Reproduce all entries precisely, down to the last character.

Data shown:
_ _ _ _ _
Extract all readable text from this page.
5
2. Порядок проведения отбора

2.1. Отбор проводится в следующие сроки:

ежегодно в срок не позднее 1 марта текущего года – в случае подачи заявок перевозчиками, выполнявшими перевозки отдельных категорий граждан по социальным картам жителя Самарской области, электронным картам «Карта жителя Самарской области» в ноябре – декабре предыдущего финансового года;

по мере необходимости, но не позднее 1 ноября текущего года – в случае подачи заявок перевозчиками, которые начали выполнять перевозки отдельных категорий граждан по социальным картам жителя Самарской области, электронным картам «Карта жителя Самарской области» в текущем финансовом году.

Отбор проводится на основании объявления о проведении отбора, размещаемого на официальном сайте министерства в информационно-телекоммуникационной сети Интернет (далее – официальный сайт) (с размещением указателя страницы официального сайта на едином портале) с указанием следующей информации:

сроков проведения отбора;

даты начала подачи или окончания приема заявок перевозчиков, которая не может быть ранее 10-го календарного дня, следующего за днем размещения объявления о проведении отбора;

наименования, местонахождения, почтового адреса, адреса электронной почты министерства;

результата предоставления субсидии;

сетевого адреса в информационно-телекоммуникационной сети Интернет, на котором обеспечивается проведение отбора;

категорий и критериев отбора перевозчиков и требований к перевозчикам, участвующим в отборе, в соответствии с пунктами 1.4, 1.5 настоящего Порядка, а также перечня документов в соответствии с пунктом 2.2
_ _ _ _ _
Completed exercise:
Extract all readable text from this page.
5
2. Порядок проведения отбора

2.1. Отбор проводится в следующие сроки:

ежегодно в срок не позднее 1 марта текущего года – в случае подачи заявок перевозчиками, выполнявшими перевозки отдельных категорий граждан по социальным картам жителя Самарской области, электронным картам «Карта жителя Самарской области» в ноябре – декабре предыдущего финансового года;

по мере необходимости, но не позднее 1 ноября текущего года – в случае подачи заявок перевозчиками, которые начали выполнять перевозки отдельных категорий граждан по социальным картам жителя Самарской области, электронным картам «Карта жителя Самарской области» в текущем финансовом году.

Отбор проводится на основании объявления о проведении отбора, размещаемого на официальном сайте министерства в информационно-телекоммуникационной сети Интернет (далее – официальный сайт) (с размещением указателя страницы официального сайта на едином портале) с указанием следующей информации:

сроков проведения отбора;

даты начала подачи или окончания приема заявок перевозчиков, которая не может быть ранее 10-го календарного дня, следующего за днем размещения объявления о проведении отбора;

наименования, местонахождения, почтового адреса, адреса электронной почты министерства;

результата предоставления субсидии;

сетевого адреса в информационно-телекоммуникационной сети Интернет, на котором обеспечивается проведение отбора;

категорий и критериев отбора перевозчиков и требований к перевозчикам, участвующим в отборе, в соответствии с пунктами 1.4, 1.5 настоящего Порядка, а также перечня документов в соответствии с пунктом 2.2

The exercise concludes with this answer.